What needs to be done
Return each line containing the string "extirpation".

==*==

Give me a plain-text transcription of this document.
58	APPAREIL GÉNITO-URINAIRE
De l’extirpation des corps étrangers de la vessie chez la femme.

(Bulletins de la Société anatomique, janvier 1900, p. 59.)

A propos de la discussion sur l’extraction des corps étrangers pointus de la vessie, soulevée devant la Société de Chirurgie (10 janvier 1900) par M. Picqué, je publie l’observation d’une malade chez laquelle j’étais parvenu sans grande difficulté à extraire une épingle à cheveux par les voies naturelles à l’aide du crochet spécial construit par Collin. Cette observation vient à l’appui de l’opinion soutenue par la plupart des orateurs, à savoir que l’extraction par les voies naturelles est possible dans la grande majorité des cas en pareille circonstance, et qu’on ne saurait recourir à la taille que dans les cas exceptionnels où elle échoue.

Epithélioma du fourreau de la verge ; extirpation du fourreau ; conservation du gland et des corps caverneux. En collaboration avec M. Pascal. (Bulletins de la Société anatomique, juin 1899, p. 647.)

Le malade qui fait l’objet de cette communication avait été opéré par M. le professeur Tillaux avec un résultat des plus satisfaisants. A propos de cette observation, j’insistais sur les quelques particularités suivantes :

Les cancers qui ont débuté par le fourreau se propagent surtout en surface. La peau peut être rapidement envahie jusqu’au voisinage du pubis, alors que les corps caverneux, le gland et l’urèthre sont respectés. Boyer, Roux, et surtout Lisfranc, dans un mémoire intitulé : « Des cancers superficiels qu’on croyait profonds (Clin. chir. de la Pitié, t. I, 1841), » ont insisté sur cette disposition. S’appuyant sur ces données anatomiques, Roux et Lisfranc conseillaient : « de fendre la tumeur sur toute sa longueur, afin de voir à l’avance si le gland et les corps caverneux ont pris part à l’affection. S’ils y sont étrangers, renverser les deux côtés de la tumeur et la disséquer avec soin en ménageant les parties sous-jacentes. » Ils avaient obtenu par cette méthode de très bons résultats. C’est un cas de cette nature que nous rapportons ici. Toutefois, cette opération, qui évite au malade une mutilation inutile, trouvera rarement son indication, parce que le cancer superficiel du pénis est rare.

==*==

Expected answer
De l’extirpation des corps étrangers de la vessie chez la femme.
Epithélioma du fourreau de la verge ; extirpation du fourreau ; conservation du gland et des corps caverneux. En collaboration avec M. Pascal. (Bulletins de la Société anatomique, juin 1899, p. 647.)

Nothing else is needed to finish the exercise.